### Stated task
Every line must be returned precisely as it is written.

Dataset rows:

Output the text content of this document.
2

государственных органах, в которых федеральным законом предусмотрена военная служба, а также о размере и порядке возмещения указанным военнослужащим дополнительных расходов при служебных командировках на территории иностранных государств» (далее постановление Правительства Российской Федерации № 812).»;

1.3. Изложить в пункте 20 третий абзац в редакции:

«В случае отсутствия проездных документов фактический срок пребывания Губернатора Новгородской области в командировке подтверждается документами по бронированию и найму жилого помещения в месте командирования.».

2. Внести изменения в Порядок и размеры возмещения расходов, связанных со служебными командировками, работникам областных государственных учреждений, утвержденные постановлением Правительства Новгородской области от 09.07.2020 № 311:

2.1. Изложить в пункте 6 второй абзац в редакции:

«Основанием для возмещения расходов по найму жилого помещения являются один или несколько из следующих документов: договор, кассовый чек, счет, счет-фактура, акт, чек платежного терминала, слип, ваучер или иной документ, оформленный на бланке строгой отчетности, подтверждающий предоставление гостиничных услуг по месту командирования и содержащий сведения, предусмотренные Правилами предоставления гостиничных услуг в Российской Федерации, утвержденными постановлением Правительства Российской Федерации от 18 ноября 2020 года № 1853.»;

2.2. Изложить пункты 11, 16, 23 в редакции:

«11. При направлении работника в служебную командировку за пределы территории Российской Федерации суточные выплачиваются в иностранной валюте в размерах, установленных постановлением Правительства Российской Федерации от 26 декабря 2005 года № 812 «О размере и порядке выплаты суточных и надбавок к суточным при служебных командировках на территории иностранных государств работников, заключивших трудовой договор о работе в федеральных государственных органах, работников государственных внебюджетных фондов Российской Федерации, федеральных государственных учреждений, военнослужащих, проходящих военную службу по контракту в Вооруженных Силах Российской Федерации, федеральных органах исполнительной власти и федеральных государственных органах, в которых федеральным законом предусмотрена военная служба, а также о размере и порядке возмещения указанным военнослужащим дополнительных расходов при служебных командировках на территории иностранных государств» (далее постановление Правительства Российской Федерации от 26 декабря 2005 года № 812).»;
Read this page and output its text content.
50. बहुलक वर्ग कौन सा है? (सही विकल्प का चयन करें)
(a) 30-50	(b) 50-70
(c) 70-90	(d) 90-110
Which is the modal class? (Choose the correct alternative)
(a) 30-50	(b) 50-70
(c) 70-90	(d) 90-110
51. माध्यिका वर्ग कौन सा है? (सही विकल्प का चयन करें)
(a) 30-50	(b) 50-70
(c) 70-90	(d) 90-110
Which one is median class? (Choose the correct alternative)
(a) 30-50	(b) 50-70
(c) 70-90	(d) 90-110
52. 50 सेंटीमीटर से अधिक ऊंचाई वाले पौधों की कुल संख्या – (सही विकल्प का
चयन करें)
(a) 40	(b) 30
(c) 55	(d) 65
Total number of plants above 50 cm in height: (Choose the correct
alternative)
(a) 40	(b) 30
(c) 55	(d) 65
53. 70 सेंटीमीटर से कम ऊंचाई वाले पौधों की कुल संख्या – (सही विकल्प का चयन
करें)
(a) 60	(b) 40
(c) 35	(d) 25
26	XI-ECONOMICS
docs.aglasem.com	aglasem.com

### Task response
Output the text content of this document.
2

государственных органах, в которых федеральным законом предусмотрена военная служба, а также о размере и порядке возмещения указанным военнослужащим дополнительных расходов при служебных командировках на территории иностранных государств» (далее постановление Правительства Российской Федерации № 812).»;

1.3. Изложить в пункте 20 третий абзац в редакции:

«В случае отсутствия проездных документов фактический срок пребывания Губернатора Новгородской области в командировке подтверждается документами по бронированию и найму жилого помещения в месте командирования.».

2. Внести изменения в Порядок и размеры возмещения расходов, связанных со служебными командировками, работникам областных государственных учреждений, утвержденные постановлением Правительства Новгородской области от 09.07.2020 № 311:

2.1. Изложить в пункте 6 второй абзац в редакции:

«Основанием для возмещения расходов по найму жилого помещения являются один или несколько из следующих документов: договор, кассовый чек, счет, счет-фактура, акт, чек платежного терминала, слип, ваучер или иной документ, оформленный на бланке строгой отчетности, подтверждающий предоставление гостиничных услуг по месту командирования и содержащий сведения, предусмотренные Правилами предоставления гостиничных услуг в Российской Федерации, утвержденными постановлением Правительства Российской Федерации от 18 ноября 2020 года № 1853.»;

2.2. Изложить пункты 11, 16, 23 в редакции:

«11. При направлении работника в служебную командировку за пределы территории Российской Федерации суточные выплачиваются в иностранной валюте в размерах, установленных постановлением Правительства Российской Федерации от 26 декабря 2005 года № 812 «О размере и порядке выплаты суточных и надбавок к суточным при служебных командировках на территории иностранных государств работников, заключивших трудовой договор о работе в федеральных государственных органах, работников государственных внебюджетных фондов Российской Федерации, федеральных государственных учреждений, военнослужащих, проходящих военную службу по контракту в Вооруженных Силах Российской Федерации, федеральных органах исполнительной власти и федеральных государственных органах, в которых федеральным законом предусмотрена военная служба, а также о размере и порядке возмещения указанным военнослужащим дополнительных расходов при служебных командировках на территории иностранных государств» (далее постановление Правительства Российской Федерации от 26 декабря 2005 года № 812).»;
Read this page and output its text content.
50. बहुलक वर्ग कौन सा है? (सही विकल्प का चयन करें)
(a) 30-50	(b) 50-70
(c) 70-90	(d) 90-110
Which is the modal class? (Choose the correct alternative)
(a) 30-50	(b) 50-70
(c) 70-90	(d) 90-110
51. माध्यिका वर्ग कौन सा है? (सही विकल्प का चयन करें)
(a) 30-50	(b) 50-70
(c) 70-90	(d) 90-110
Which one is median class? (Choose the correct alternative)
(a) 30-50	(b) 50-70
(c) 70-90	(d) 90-110
52. 50 सेंटीमीटर से अधिक ऊंचाई वाले पौधों की कुल संख्या – (सही विकल्प का
चयन करें)
(a) 40	(b) 30
(c) 55	(d) 65
Total number of plants above 50 cm in height: (Choose the correct
alternative)
(a) 40	(b) 30
(c) 55	(d) 65
53. 70 सेंटीमीटर से कम ऊंचाई वाले पौधों की कुल संख्या – (सही विकल्प का चयन
करें)
(a) 60	(b) 40
(c) 35	(d) 25
26	XI-ECONOMICS
docs.aglasem.com	aglasem.com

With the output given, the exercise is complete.